Fotograficamente apatico

(Tratto da Wikipedia)
L’apatia (dal greco a-pathos, letteralmente “senza emozione”) è una riduzione dei comportamenti finalizzati, dovuta a mancanza di motivazione; da un punto di vista filosofico consiste nell’assenza di passioni (páthos).

Tre settimane fa mi era stata chiesta la disponibilità a supportare un amico fotografo per il matrimonio di una conoscente comune. Mi fece piacere per la fiducia che dimostravano per me ma mi mise addosso una strana forma di ansia che sapevo non essere derivante dall’onere a cui risposi positivamente.
Pochi giorni fa mi è stato detto che non avrei più dovuto ma che avrei comunque potuto farlo. Ho sentito un sollievo.
Non credo che quel giorno fotograferò.
Ormai è tanto che non lo faccio.
Non ricordo neanche più se l’ultimo lavoro vero sia stato un matrimonio di una coppia di amici o se era un progetto di racconto fotografico incentrato su una squadra di calcetto femminile che non ho più portato avanti.
Ora che ci penso, l’ultima volta che ho usato reflex e obiettivi era durante un fine settimana in Maremma nel novembre dello scorso anno, ma non è che cambi granché, anzi.
La fotografia entrò nella mia vita in un periodo in cui non mi era possibile fare le cose che mi erano sempre piaciute e solo perché amici si stavano cimentando nella scoperta dei piaceri dell’immagine stampata.
Era il 1997.
 Dopo un paio di anni, di quel gruppo rimasi solo io.
Curioso, sto già usando verbi al passato.
Da allora, ho sperimentato, ho provato, ho scoperto tante cose sulla fotografia e su di me. Diapositive, colore, bianco e nero, digitale. Composizione, armonia, svago, progetti.
Idee, sensazioni. Emozioni.

Ho capito molto di me grazie alla fotografia: che mi piace rapportarmi con gli altri, che mi piace spiegare la fotografia ad altri, che continua a piacermi il vederne e il parlarne, che mi piace trasmettere emozioni.
Devo ringraziare la fotografia per in grande numero di amici che nel tempo ho potuto conoscere.

» **Elementi del dataset**
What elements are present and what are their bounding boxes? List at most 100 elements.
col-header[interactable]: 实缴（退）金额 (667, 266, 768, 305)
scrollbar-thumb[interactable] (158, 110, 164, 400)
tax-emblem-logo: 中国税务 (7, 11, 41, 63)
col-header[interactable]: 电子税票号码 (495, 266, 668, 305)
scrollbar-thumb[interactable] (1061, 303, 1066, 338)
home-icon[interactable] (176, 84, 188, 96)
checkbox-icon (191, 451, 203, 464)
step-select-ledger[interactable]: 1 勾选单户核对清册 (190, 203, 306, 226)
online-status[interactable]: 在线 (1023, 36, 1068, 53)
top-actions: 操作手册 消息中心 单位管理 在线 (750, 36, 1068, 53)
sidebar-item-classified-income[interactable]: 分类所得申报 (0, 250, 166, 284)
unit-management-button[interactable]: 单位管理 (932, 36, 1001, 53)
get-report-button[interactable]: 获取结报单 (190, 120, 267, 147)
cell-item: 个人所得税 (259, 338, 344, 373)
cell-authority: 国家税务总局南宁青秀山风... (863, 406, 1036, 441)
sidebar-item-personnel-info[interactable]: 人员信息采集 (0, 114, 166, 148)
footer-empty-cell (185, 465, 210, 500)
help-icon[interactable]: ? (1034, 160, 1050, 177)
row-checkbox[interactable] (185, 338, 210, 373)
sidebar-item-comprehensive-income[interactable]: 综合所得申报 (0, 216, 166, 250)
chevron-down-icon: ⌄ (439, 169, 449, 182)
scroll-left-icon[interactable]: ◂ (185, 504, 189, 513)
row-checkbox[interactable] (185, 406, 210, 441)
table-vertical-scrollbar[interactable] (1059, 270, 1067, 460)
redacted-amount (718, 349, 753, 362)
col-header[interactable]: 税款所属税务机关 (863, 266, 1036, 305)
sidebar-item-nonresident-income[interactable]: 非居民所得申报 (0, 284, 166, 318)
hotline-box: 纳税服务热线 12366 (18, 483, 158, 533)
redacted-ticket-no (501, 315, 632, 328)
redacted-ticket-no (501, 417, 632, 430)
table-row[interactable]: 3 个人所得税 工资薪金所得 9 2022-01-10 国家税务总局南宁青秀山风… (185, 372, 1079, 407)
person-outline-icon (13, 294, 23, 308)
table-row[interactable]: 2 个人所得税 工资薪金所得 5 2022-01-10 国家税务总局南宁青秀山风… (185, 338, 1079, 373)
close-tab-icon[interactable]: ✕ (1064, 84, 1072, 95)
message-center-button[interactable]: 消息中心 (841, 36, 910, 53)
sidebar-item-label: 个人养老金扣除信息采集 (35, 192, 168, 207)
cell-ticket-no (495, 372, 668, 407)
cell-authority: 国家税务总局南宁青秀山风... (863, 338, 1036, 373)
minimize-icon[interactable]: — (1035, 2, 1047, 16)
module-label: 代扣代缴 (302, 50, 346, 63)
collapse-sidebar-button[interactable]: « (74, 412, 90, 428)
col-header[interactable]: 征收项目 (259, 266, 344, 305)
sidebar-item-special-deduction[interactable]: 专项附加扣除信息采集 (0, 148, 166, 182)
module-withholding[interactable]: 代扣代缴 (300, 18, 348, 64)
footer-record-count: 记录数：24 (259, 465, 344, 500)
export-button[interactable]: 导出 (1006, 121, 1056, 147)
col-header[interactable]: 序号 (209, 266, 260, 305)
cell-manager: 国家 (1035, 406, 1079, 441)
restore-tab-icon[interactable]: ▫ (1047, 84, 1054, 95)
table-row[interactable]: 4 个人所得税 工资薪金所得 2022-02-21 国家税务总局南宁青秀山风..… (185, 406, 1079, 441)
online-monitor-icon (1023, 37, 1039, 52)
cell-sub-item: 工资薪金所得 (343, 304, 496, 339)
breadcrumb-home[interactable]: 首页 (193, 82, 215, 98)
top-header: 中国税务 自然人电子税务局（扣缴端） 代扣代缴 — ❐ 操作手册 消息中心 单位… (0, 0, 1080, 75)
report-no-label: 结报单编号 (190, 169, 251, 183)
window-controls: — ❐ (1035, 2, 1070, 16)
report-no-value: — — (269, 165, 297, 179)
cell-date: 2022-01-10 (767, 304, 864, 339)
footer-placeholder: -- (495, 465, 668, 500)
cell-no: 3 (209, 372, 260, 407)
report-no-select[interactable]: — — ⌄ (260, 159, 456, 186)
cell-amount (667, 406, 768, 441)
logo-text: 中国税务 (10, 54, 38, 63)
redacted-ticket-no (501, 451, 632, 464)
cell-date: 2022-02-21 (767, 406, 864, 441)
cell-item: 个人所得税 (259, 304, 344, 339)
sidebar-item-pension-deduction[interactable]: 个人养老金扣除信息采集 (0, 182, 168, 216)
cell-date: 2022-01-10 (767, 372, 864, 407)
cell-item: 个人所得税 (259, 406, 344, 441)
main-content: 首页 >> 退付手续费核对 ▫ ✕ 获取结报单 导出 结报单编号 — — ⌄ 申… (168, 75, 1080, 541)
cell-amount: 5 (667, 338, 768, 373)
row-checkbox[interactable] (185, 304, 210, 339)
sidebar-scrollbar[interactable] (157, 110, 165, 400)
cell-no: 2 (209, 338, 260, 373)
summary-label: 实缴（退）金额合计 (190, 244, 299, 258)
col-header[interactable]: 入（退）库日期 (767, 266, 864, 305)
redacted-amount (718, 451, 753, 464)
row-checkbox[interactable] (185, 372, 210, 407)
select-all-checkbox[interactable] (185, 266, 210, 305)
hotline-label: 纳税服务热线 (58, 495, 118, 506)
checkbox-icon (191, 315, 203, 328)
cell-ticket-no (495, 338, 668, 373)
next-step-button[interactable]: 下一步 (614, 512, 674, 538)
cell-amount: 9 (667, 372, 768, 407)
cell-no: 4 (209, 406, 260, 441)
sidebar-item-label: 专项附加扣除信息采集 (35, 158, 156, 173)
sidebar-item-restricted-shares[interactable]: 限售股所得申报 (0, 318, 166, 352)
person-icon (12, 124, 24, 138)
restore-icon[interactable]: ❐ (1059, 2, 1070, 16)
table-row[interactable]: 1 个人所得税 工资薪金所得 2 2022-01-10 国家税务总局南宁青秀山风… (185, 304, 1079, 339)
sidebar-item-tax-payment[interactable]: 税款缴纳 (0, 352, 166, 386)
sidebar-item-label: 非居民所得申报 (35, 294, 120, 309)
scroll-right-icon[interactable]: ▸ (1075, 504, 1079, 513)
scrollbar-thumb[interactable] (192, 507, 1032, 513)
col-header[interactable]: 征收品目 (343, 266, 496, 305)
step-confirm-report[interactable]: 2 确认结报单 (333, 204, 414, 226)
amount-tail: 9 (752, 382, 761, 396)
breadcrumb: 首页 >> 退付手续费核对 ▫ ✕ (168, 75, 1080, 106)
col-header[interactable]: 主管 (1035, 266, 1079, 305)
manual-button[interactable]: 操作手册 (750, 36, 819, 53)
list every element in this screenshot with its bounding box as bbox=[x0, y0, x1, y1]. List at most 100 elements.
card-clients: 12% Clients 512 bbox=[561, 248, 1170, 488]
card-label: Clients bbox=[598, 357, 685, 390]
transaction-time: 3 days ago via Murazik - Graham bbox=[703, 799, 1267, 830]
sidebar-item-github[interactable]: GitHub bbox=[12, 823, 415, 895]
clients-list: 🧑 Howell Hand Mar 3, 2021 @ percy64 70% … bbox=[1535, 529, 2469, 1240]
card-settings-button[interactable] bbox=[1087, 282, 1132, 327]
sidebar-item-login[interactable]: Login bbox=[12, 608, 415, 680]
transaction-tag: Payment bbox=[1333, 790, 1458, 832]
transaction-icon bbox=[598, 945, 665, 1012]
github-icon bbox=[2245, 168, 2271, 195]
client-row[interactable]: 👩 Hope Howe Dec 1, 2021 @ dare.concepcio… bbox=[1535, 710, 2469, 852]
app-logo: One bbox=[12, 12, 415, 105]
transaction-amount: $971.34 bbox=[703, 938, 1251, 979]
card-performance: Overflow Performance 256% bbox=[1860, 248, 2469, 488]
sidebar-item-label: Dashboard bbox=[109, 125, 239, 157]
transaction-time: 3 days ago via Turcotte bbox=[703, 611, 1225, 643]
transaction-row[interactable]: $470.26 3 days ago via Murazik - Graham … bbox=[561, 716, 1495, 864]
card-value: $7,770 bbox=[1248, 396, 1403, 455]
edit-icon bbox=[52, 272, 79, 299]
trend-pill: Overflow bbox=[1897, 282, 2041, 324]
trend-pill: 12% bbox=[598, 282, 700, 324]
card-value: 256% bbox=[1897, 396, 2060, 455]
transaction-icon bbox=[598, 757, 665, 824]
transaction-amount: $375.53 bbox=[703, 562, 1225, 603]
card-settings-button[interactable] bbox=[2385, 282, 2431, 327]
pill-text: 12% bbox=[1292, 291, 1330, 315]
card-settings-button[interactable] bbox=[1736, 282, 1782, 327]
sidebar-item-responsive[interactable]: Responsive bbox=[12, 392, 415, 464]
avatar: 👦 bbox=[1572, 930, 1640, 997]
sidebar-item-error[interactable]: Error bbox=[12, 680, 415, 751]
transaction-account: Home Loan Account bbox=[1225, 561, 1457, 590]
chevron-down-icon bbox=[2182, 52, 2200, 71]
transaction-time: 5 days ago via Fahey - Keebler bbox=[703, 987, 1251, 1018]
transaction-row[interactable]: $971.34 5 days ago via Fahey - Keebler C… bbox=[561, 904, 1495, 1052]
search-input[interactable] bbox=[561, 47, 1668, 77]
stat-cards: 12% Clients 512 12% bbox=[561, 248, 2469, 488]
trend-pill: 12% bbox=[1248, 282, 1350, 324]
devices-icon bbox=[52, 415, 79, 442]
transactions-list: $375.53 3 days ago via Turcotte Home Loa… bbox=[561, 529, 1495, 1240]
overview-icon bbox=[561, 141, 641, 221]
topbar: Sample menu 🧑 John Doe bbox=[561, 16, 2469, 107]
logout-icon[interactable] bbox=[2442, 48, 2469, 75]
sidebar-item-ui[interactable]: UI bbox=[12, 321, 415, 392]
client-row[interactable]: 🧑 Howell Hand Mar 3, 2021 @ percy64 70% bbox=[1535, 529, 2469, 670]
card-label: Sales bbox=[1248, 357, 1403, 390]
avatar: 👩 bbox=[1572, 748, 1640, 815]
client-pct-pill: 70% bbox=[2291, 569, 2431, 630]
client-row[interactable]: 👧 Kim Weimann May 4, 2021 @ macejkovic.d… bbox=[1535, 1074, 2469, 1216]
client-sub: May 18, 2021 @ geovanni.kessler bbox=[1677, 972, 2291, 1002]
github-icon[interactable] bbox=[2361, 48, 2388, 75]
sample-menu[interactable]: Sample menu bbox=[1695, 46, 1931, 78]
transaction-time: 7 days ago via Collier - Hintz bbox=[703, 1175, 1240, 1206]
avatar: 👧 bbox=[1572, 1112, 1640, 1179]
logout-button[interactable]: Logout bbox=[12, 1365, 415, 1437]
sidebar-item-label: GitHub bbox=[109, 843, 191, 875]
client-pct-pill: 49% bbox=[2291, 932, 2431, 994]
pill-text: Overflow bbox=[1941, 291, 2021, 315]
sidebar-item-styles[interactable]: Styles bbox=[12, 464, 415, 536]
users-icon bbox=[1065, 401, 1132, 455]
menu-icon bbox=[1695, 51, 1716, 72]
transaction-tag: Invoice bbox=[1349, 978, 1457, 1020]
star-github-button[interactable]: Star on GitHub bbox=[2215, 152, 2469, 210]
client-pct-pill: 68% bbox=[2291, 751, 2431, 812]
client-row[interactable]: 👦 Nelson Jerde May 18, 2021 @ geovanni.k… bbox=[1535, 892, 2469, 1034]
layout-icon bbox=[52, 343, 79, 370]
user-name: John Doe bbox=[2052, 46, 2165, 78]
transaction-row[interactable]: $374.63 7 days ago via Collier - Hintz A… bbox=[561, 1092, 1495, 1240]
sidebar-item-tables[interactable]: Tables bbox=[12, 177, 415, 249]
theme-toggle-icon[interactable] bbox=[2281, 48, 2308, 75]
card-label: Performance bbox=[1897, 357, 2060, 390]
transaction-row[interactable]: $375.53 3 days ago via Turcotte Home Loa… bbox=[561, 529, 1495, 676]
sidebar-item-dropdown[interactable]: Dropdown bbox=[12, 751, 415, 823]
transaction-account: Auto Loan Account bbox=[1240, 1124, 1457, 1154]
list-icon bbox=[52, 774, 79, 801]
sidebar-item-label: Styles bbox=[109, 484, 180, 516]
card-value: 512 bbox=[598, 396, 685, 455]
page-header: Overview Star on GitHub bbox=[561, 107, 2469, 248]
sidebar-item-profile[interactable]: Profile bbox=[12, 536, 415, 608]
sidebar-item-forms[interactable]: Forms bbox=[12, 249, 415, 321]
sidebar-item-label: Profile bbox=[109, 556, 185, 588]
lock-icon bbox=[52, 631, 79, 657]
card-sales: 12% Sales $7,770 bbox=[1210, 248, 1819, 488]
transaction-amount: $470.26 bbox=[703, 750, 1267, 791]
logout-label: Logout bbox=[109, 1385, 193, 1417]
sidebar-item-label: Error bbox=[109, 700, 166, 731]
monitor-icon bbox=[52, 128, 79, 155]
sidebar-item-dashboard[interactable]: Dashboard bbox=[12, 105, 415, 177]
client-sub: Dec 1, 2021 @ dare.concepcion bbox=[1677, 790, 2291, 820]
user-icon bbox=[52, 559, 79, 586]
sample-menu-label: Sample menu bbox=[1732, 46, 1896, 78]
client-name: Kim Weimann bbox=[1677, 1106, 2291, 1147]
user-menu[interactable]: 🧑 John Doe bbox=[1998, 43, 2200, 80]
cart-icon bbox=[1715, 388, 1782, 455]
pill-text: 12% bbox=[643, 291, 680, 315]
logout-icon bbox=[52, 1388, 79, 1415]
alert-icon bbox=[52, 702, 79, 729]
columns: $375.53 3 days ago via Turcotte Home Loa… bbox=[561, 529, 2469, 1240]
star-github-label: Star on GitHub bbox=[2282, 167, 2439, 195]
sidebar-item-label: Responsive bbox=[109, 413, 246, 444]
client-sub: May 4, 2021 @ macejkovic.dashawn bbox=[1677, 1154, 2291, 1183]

» **Problemi da risolvere**
1) Nel testo sull'apatia fotografica, quali sono tutte le cose che chi scrive dice di aver capito di amare grazie alla fotografia?
2) Puoi ripetere il passo del testo sull'apatia fotografica partendo dalle parole che contengono "Curioso, sto già" e fermandoti dopo "piace trasmettere emozioni."?

» **Risultati per compito**
1)
- rapportarsi con gli altri
- spiegare la fotografia ad altri
- vedere la fotografia e parlarne
- trasmettere emozioni

2)
Curioso, sto già usando verbi al passato.
Da allora, ho sperimentato, ho provato, ho scoperto tante cose sulla fotografia e su di me. Diapositive, colore, bianco e nero, digitale. Composizione, armonia, svago, progetti.
Idee, sensazioni. Emozioni.

Ho capito molto di me grazie alla fotografia: che mi piace rapportarmi con gli altri, che mi piace spiegare la fotografia ad altri, che continua a piacermi il vederne e il parlarne, che mi piace trasmettere emozioni.